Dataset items
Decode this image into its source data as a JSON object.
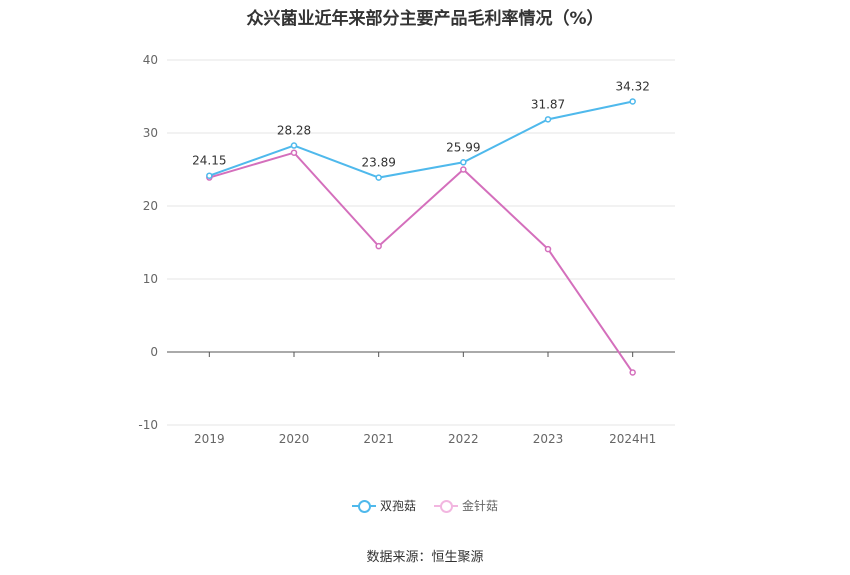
{
  "chart_data": {
    "type": "line",
    "title": "众兴菌业近年来部分主要产品毛利率情况（%）",
    "categories": [
      "2019",
      "2020",
      "2021",
      "2022",
      "2023",
      "2024H1"
    ],
    "ylim": [
      -10,
      40
    ],
    "yticks": [
      -10,
      0,
      10,
      20,
      30,
      40
    ],
    "grid": true,
    "legend_position": "bottom",
    "series": [
      {
        "name": "双孢菇",
        "color": "#4fb9ec",
        "values": [
          24.15,
          28.28,
          23.89,
          25.99,
          31.87,
          34.32
        ],
        "labels": [
          "24.15",
          "28.28",
          "23.89",
          "25.99",
          "31.87",
          "34.32"
        ]
      },
      {
        "name": "金针菇",
        "color": "#d46fbc",
        "values": [
          23.9,
          27.3,
          14.5,
          25.0,
          14.1,
          -2.8
        ],
        "labels": []
      }
    ]
  },
  "source": "数据来源：恒生聚源"
}
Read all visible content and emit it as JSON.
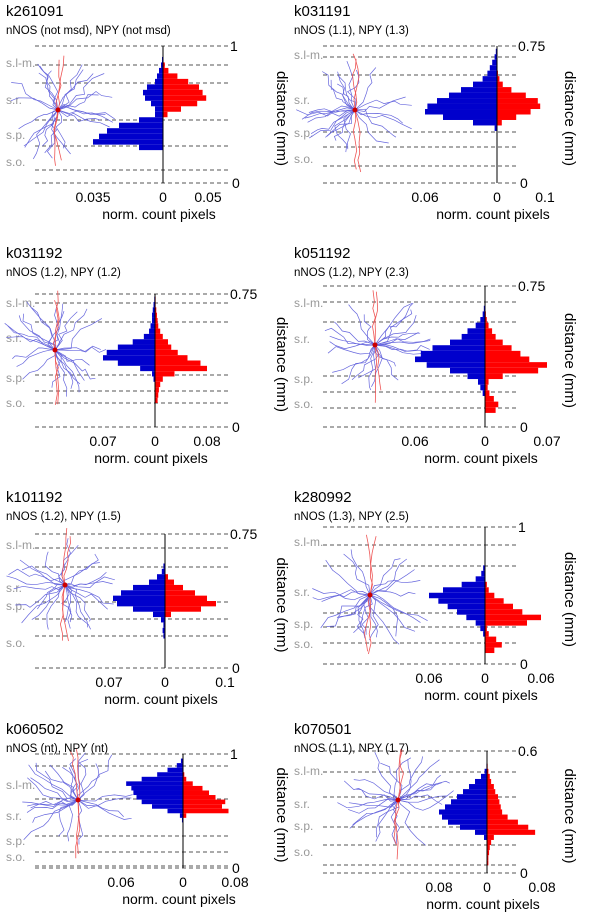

--- Exercise brief ---
Copy every record character for character. Skip the pictures.

--- Solution to this exercise ---
Decode this image into its source data as a JSON object.
{
  "chart_data": {
    "type": "line",
    "title": "众兴菌业近年来部分主要产品毛利率情况（%）",
    "categories": [
      "2019",
      "2020",
      "2021",
      "2022",
      "2023",
      "2024H1"
    ],
    "ylim": [
      -10,
      40
    ],
    "yticks": [
      -10,
      0,
      10,
      20,
      30,
      40
    ],
    "grid": true,
    "legend_position": "bottom",
    "series": [
      {
        "name": "双孢菇",
        "color": "#4fb9ec",
        "values": [
          24.15,
          28.28,
          23.89,
          25.99,
          31.87,
          34.32
        ],
        "labels": [
          "24.15",
          "28.28",
          "23.89",
          "25.99",
          "31.87",
          "34.32"
        ]
      },
      {
        "name": "金针菇",
        "color": "#d46fbc",
        "values": [
          23.9,
          27.3,
          14.5,
          25.0,
          14.1,
          -2.8
        ],
        "labels": []
      }
    ]
  },
  "source": "数据来源：恒生聚源"
}
Read all visible content and emit it as JSON.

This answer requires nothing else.